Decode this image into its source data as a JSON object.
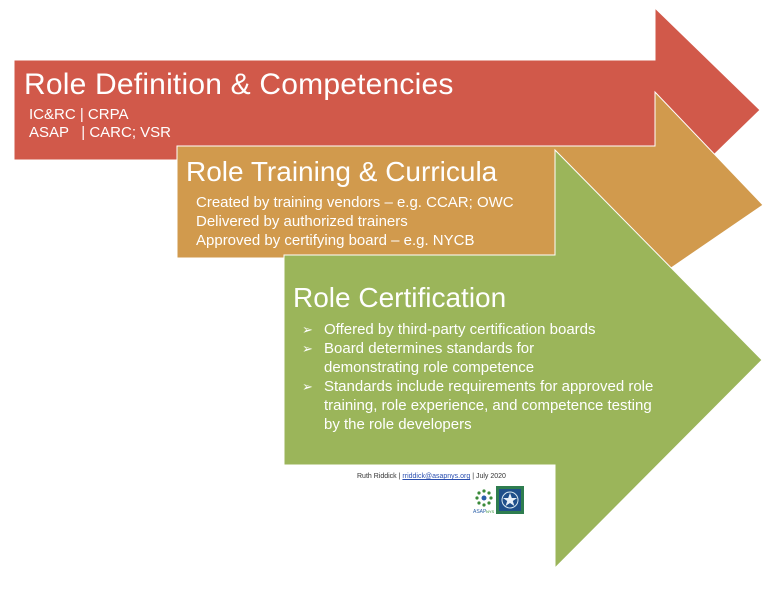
{
  "colors": {
    "arrow1": "#d1594a",
    "arrow2": "#d19a4d",
    "arrow3": "#9bb55a",
    "text": "#ffffff"
  },
  "arrow1": {
    "title": "Role Definition & Competencies",
    "lines": [
      "IC&RC | CRPA",
      "ASAP   | CARC; VSR"
    ]
  },
  "arrow2": {
    "title": "Role Training & Curricula",
    "lines": [
      "Created by training vendors – e.g. CCAR; OWC",
      "Delivered by authorized trainers",
      "Approved by certifying board – e.g. NYCB"
    ]
  },
  "arrow3": {
    "title": "Role Certification",
    "bullet_icon": "arrow-bullet-icon",
    "items": [
      "Offered by third-party certification boards",
      "Board determines standards for demonstrating role competence",
      "Standards include requirements for approved role training, role experience, and competence testing by the role developers"
    ]
  },
  "footer": {
    "author": "Ruth Riddick",
    "separator": "|",
    "email": "rriddick@asapnys.org",
    "separator2": "|",
    "date": "July 2020"
  },
  "logos": {
    "asap_text": "ASAP",
    "asap_suffix": "NYS"
  }
}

## AIM
Without including any pictures, reproduce the listing exactly.

## COMPLETED TASK
Decode this image into its source data as a JSON object.
{
  "colors": {
    "arrow1": "#d1594a",
    "arrow2": "#d19a4d",
    "arrow3": "#9bb55a",
    "text": "#ffffff"
  },
  "arrow1": {
    "title": "Role Definition & Competencies",
    "lines": [
      "IC&RC | CRPA",
      "ASAP   | CARC; VSR"
    ]
  },
  "arrow2": {
    "title": "Role Training & Curricula",
    "lines": [
      "Created by training vendors – e.g. CCAR; OWC",
      "Delivered by authorized trainers",
      "Approved by certifying board – e.g. NYCB"
    ]
  },
  "arrow3": {
    "title": "Role Certification",
    "bullet_icon": "arrow-bullet-icon",
    "items": [
      "Offered by third-party certification boards",
      "Board determines standards for demonstrating role competence",
      "Standards include requirements for approved role training, role experience, and competence testing by the role developers"
    ]
  },
  "footer": {
    "author": "Ruth Riddick",
    "separator": "|",
    "email": "rriddick@asapnys.org",
    "separator2": "|",
    "date": "July 2020"
  },
  "logos": {
    "asap_text": "ASAP",
    "asap_suffix": "NYS"
  }
}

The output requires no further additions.